Goal>
Filter the lines below, copying only those with the string "name".

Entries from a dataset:
*-*-*

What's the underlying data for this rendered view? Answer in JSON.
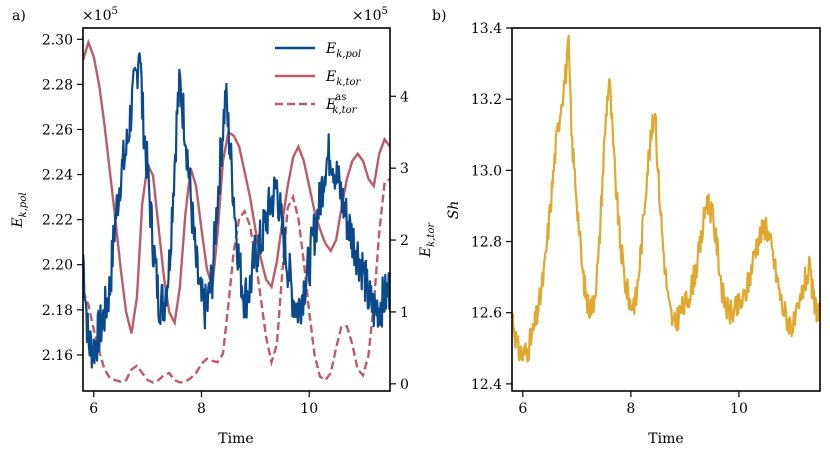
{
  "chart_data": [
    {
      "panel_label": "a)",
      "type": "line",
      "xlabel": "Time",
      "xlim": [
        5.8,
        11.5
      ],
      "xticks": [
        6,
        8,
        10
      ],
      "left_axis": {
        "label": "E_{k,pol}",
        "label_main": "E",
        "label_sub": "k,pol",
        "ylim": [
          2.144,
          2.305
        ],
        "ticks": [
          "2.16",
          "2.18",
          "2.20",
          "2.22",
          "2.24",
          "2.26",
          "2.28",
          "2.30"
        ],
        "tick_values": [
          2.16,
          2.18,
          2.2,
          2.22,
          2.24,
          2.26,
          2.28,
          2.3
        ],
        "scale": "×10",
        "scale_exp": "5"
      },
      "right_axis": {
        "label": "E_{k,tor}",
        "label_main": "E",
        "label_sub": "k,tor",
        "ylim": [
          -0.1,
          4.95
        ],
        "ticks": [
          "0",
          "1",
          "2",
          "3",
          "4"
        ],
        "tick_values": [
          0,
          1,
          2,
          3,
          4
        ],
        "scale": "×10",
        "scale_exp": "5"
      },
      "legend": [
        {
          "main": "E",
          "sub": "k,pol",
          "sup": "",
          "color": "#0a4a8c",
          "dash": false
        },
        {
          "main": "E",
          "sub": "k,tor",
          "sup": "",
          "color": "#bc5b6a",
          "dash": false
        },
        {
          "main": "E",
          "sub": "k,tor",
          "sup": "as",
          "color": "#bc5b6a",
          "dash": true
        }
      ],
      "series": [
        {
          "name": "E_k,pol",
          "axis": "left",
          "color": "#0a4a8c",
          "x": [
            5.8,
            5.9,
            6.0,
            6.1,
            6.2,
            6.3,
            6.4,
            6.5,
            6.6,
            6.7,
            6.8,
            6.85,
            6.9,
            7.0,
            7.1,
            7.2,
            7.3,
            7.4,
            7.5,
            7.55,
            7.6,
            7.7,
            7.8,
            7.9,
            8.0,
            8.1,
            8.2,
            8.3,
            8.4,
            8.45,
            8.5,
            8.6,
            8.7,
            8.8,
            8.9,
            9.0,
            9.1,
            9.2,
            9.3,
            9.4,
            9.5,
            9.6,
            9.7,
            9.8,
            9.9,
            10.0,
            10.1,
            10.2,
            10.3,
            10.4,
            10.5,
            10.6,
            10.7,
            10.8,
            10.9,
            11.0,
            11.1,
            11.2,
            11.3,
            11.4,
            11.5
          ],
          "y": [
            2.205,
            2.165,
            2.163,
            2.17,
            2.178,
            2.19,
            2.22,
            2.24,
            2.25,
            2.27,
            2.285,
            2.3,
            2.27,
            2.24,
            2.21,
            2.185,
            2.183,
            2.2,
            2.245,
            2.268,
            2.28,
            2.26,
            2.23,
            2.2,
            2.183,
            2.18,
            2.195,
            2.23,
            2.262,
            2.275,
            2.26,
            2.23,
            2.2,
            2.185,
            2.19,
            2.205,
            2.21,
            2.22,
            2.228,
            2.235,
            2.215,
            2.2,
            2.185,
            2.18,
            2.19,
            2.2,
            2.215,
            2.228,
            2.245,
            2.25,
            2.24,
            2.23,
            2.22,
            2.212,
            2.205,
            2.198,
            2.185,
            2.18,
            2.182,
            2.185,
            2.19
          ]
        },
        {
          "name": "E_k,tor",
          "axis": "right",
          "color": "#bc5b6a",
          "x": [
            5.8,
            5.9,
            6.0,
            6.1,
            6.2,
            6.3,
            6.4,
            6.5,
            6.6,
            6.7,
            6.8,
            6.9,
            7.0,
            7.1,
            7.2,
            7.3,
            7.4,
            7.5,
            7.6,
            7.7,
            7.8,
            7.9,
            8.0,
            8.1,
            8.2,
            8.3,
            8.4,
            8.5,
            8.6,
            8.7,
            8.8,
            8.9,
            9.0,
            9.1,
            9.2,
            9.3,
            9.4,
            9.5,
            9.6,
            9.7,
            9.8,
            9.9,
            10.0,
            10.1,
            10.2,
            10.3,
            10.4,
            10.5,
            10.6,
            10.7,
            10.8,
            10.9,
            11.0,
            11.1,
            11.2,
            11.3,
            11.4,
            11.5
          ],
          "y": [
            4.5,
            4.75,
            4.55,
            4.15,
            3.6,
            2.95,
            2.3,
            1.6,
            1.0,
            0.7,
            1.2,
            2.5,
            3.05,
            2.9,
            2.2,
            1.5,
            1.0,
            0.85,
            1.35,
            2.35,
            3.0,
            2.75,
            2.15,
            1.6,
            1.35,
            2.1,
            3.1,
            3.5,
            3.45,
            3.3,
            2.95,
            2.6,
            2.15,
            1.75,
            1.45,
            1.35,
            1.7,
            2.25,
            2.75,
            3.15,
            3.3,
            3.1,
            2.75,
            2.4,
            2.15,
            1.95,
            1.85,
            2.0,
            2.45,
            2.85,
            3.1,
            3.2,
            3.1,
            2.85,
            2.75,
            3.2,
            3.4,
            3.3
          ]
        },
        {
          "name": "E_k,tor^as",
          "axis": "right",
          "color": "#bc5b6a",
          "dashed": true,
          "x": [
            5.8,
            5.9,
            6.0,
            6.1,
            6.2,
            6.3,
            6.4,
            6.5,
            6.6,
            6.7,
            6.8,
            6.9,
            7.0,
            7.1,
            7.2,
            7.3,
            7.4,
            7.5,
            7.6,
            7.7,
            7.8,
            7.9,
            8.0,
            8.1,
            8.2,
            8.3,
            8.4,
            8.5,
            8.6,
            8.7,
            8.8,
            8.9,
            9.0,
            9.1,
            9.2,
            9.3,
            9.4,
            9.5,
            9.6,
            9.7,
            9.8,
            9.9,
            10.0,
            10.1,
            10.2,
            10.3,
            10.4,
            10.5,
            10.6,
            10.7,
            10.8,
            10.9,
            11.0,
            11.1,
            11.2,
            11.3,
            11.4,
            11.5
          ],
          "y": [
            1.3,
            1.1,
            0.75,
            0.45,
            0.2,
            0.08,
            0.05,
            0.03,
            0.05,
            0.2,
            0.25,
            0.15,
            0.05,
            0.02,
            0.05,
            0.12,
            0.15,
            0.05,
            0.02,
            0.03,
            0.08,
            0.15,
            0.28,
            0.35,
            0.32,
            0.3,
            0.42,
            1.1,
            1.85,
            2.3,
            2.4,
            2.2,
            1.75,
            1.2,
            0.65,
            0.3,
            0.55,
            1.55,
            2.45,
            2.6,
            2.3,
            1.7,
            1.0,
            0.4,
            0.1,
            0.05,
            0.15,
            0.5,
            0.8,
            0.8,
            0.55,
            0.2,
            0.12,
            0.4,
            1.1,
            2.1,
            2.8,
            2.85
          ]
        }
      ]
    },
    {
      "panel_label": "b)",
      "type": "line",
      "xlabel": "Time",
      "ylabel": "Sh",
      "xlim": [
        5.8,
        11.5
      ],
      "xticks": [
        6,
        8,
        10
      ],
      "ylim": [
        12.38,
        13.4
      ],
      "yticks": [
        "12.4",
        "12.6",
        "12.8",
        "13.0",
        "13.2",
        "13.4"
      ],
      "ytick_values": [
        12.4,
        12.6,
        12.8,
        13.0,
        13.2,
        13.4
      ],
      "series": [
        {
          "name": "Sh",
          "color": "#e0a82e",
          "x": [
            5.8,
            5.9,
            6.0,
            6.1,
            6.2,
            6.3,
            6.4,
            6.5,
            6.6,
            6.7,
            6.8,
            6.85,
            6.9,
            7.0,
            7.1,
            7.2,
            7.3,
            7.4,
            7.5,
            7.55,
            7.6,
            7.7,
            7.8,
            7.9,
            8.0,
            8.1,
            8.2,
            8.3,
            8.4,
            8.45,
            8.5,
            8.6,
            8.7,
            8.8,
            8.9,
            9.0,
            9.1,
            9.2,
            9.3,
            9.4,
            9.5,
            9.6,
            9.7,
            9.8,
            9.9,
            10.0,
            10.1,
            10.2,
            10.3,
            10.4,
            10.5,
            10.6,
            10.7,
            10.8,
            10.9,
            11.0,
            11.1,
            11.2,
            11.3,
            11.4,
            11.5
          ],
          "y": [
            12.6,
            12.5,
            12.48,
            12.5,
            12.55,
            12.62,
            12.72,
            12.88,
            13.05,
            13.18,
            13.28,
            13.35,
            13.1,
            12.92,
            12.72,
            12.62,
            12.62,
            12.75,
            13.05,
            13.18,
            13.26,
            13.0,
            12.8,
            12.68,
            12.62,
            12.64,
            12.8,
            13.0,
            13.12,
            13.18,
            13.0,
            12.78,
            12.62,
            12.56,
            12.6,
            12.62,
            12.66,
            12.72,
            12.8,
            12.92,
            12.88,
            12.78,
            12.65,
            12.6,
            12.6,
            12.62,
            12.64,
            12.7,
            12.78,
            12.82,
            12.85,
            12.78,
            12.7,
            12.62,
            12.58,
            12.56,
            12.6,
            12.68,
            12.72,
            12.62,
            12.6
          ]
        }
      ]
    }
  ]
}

*-*-*

Exercise response>
          "name": "E_k,pol",
          "name": "E_k,tor",
          "name": "E_k,tor^as",
          "name": "Sh",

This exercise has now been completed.